Some records

______________________________

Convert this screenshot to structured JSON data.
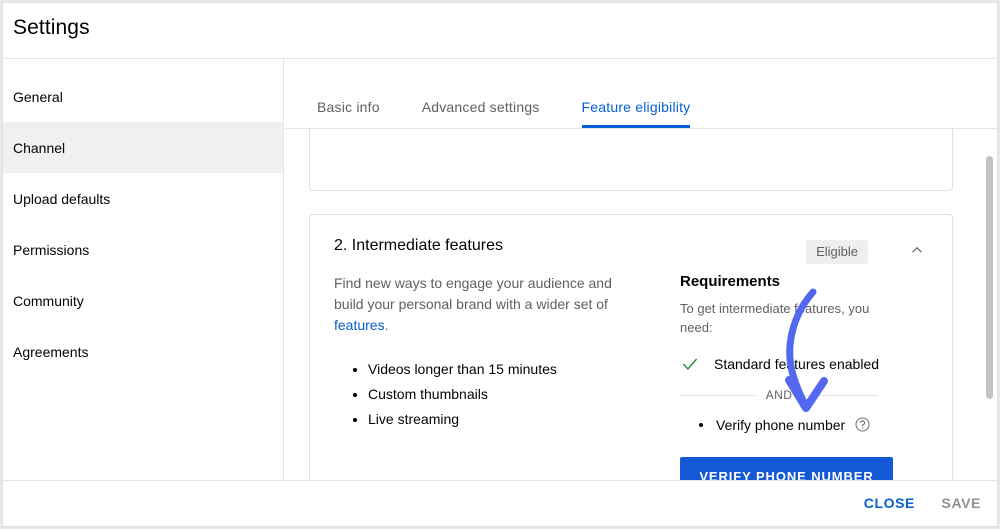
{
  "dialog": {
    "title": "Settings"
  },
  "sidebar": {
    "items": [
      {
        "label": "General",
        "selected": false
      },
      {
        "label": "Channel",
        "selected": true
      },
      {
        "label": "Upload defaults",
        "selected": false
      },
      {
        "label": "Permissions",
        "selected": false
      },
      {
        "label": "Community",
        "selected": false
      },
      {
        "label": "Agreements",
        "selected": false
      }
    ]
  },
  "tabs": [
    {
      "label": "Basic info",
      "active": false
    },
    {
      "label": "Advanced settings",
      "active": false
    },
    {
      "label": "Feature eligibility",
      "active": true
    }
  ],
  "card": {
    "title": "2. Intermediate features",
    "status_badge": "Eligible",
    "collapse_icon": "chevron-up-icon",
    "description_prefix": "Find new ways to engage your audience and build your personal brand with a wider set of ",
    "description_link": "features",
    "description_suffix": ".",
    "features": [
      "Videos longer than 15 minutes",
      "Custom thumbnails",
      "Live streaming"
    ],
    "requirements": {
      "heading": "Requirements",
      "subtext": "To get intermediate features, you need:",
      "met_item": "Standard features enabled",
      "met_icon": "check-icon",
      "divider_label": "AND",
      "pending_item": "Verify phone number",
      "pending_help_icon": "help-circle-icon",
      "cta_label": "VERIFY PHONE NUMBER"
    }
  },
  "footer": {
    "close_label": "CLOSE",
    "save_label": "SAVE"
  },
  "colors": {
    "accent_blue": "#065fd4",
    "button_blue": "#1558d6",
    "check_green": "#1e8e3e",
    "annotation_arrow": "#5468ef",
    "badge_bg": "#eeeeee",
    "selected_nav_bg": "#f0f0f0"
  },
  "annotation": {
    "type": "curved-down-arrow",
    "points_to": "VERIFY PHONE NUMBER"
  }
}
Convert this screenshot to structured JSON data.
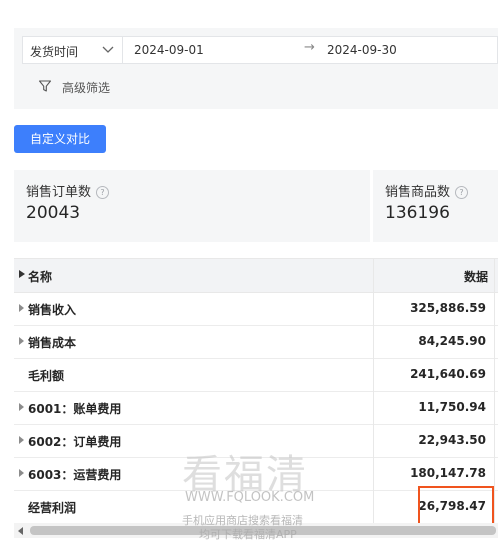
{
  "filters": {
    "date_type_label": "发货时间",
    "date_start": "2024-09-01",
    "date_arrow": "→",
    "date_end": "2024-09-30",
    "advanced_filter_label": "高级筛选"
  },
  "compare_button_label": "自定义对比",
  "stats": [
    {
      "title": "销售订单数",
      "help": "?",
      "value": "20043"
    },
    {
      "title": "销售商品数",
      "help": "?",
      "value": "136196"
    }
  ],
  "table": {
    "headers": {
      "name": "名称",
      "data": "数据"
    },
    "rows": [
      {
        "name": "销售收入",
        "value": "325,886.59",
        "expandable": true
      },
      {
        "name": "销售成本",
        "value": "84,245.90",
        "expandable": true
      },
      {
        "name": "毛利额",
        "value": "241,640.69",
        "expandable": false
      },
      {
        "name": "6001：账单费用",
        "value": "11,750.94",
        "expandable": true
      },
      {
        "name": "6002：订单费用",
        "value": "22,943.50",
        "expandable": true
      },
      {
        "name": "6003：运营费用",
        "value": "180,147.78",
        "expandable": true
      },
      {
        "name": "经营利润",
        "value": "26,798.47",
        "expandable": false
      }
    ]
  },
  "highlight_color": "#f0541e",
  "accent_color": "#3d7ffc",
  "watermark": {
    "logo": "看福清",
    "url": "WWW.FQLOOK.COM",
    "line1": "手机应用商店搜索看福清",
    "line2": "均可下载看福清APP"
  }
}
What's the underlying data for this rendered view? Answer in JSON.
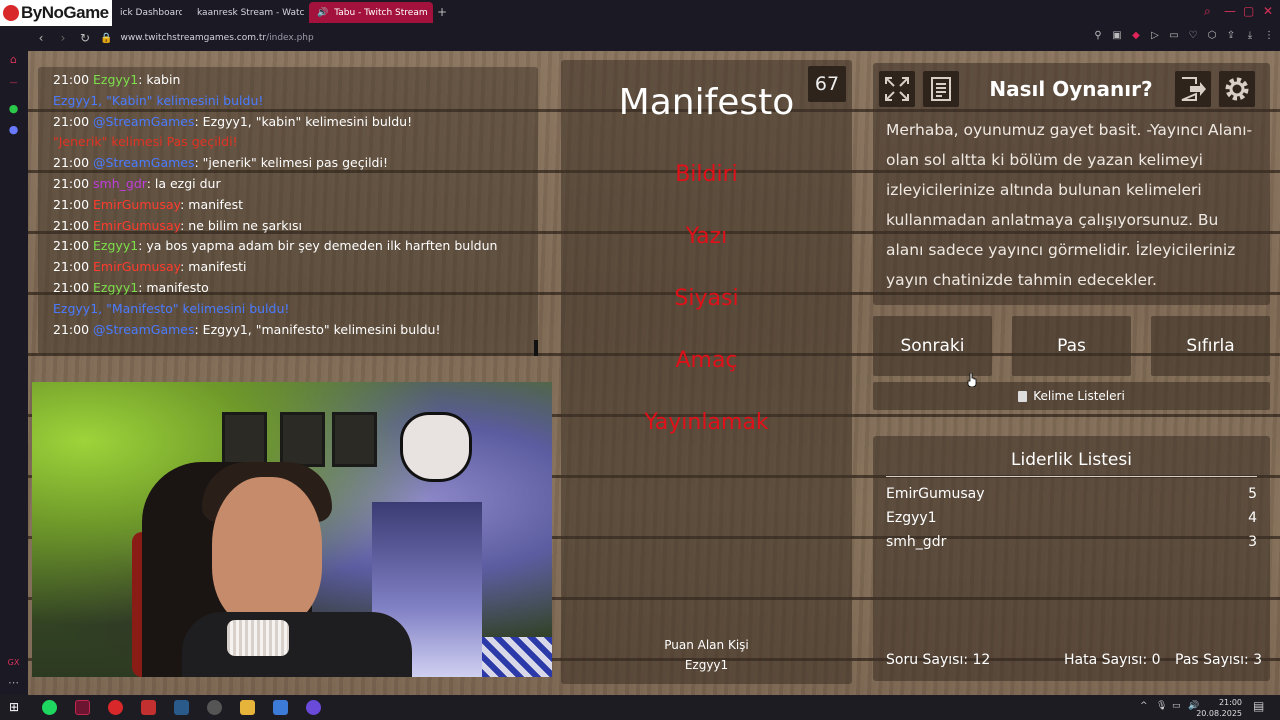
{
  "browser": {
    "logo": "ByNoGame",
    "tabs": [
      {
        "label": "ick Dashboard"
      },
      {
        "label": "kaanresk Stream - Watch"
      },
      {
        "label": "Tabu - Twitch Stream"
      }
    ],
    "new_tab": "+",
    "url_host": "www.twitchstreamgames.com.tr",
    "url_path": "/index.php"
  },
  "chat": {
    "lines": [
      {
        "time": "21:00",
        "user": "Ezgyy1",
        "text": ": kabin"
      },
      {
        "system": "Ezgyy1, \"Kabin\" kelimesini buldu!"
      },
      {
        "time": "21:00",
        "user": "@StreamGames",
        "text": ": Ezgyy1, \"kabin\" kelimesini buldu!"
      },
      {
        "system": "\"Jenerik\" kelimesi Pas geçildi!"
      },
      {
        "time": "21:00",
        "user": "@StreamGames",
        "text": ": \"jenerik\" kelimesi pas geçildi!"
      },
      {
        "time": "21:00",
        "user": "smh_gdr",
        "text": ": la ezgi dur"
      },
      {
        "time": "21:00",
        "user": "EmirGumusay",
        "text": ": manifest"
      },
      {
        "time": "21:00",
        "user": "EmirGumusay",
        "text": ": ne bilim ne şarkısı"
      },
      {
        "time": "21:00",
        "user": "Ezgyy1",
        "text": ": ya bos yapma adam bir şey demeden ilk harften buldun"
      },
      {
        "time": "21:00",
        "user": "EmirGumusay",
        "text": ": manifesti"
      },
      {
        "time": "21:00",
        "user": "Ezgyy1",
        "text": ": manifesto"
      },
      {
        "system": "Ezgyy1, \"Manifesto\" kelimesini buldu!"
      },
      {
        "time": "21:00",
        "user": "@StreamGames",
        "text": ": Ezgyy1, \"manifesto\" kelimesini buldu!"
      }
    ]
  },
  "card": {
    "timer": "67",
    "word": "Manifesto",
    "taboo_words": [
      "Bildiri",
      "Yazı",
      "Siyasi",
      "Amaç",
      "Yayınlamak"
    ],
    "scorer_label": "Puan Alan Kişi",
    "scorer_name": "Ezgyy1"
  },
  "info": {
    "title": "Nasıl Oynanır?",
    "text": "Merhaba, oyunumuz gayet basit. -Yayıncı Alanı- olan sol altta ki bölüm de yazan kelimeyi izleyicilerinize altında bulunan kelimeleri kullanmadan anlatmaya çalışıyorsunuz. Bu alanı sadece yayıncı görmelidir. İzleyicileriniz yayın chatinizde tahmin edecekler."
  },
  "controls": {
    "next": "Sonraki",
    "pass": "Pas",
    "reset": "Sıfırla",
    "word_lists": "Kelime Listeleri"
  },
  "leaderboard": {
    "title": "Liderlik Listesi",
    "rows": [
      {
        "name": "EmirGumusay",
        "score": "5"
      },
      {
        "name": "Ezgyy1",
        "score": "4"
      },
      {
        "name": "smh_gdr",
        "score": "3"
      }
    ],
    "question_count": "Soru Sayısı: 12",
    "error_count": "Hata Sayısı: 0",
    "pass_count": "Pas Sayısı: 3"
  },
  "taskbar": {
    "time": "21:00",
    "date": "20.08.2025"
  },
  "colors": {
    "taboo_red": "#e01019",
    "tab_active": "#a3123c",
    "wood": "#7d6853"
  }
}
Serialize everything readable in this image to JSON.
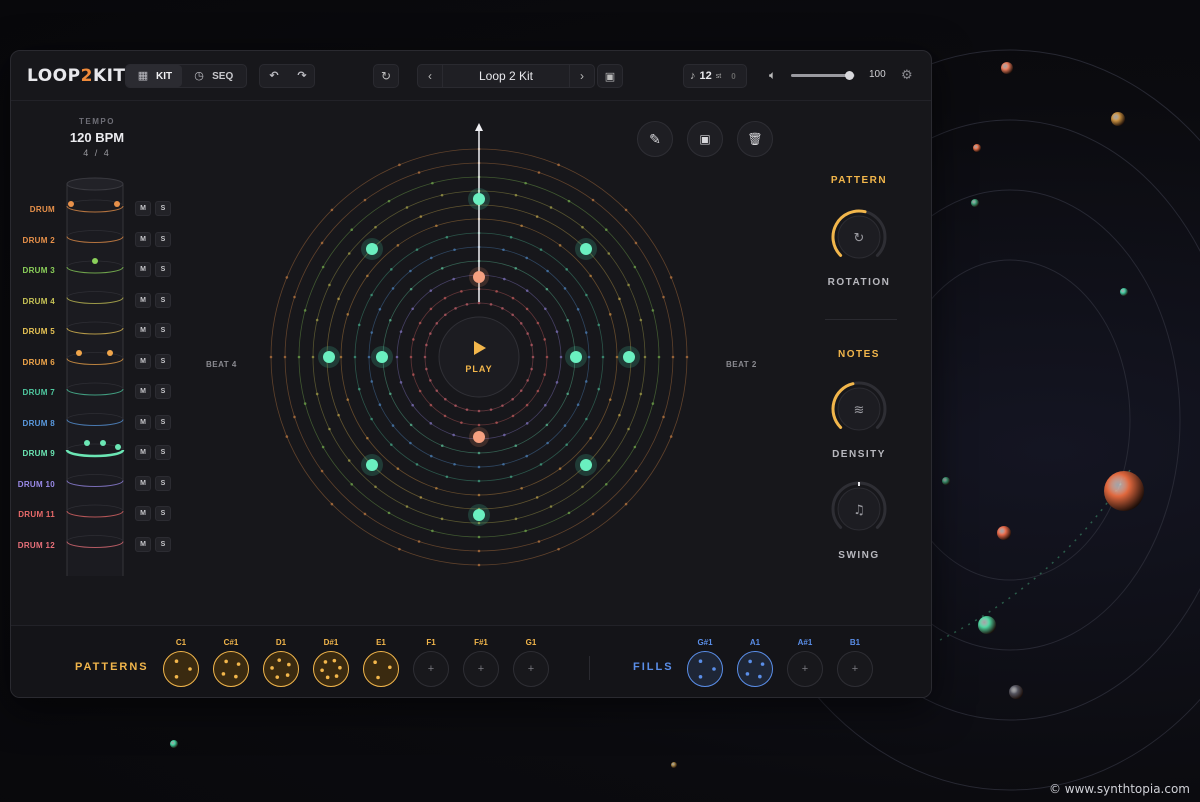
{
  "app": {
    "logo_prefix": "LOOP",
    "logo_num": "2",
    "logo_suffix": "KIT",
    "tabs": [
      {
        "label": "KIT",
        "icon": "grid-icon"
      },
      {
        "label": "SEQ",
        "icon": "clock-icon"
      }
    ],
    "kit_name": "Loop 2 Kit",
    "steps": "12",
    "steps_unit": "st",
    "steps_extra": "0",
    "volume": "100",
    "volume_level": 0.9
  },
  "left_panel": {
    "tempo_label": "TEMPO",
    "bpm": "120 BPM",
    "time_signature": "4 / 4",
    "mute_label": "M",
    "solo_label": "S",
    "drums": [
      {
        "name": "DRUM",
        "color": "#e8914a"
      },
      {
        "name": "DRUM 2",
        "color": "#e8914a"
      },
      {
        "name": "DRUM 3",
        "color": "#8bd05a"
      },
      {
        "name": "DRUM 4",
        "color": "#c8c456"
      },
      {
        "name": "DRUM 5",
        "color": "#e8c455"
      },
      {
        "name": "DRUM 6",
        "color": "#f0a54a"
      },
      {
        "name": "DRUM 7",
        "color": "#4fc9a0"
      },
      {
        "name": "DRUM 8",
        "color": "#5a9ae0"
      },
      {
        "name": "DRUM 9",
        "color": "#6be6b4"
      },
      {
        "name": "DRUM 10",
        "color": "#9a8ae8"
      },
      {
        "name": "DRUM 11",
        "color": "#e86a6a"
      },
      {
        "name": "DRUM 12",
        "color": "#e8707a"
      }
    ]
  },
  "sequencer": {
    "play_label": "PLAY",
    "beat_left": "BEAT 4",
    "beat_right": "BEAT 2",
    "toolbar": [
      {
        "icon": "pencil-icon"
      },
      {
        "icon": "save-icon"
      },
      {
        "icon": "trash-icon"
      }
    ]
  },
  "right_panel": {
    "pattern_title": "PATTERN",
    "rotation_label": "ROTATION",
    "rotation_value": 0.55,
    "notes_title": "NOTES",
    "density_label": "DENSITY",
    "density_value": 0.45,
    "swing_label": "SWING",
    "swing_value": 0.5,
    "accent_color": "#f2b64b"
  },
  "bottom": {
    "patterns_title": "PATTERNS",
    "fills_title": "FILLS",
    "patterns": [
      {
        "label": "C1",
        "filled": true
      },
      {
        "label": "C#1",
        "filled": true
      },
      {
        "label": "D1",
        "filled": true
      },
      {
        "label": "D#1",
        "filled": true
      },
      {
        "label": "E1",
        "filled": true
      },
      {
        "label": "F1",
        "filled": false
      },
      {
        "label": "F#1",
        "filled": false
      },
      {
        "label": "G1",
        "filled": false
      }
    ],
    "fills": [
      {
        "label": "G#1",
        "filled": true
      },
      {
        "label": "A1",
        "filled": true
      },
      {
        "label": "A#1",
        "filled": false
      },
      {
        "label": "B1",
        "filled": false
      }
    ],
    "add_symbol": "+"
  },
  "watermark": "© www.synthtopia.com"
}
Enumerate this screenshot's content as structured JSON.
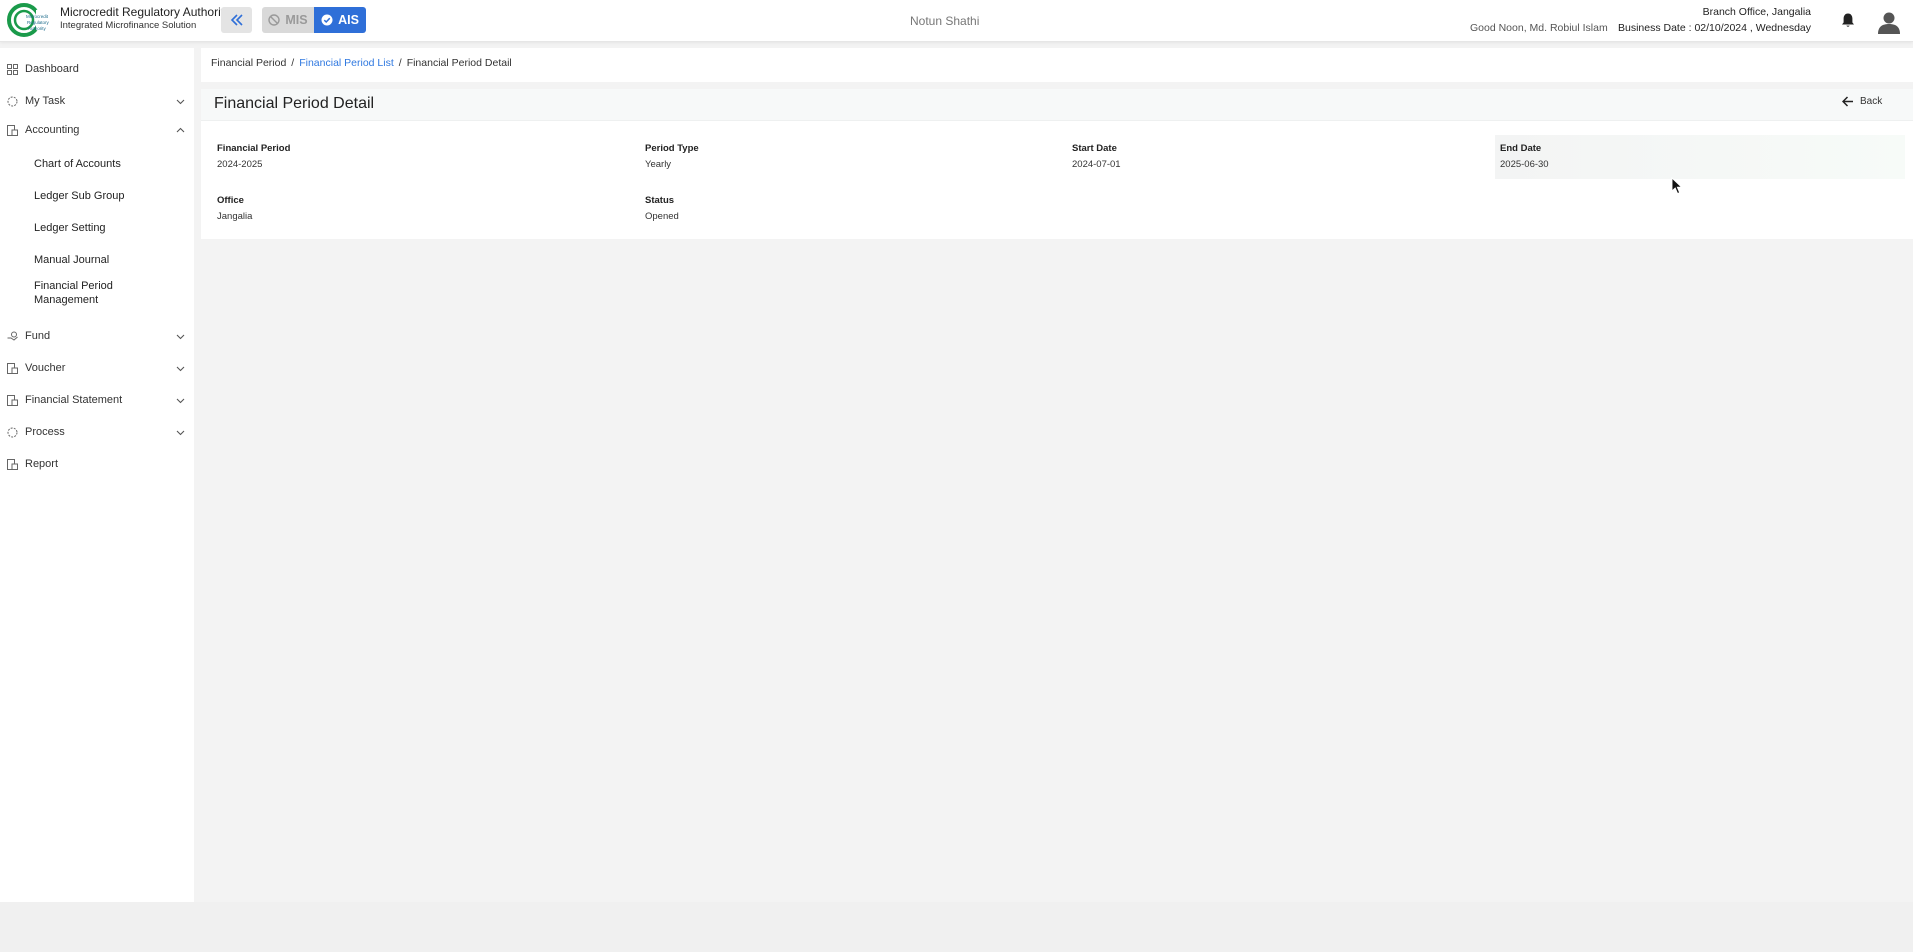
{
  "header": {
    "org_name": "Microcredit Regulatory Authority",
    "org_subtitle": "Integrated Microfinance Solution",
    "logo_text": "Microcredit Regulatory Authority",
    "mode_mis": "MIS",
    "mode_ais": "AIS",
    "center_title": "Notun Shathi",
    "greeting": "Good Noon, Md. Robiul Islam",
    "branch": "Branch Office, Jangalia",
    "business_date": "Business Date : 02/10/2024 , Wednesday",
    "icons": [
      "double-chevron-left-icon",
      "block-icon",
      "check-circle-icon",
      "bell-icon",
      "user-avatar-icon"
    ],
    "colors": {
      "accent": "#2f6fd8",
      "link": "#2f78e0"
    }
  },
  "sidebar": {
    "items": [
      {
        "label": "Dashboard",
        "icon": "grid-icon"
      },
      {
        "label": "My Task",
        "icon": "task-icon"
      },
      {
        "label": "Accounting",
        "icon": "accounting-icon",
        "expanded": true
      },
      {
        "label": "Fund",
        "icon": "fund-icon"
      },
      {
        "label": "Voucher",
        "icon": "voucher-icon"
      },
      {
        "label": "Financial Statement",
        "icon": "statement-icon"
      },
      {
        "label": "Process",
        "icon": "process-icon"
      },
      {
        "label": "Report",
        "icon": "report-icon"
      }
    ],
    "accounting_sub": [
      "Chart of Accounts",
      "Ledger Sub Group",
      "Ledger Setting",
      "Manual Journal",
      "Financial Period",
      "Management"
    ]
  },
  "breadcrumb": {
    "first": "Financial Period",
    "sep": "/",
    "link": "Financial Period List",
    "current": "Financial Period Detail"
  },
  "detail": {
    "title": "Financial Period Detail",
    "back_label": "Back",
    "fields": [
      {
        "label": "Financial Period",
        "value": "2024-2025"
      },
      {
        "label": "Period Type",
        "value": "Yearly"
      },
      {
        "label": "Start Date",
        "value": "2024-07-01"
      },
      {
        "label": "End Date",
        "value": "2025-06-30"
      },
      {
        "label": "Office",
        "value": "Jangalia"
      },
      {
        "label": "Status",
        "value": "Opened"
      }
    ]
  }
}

______________________________

Task brief: Which lines include the word "circle"? Copy every one of them.

The reply:
      "pending_help_icon": "help-circle-icon",
      "check-circle-icon",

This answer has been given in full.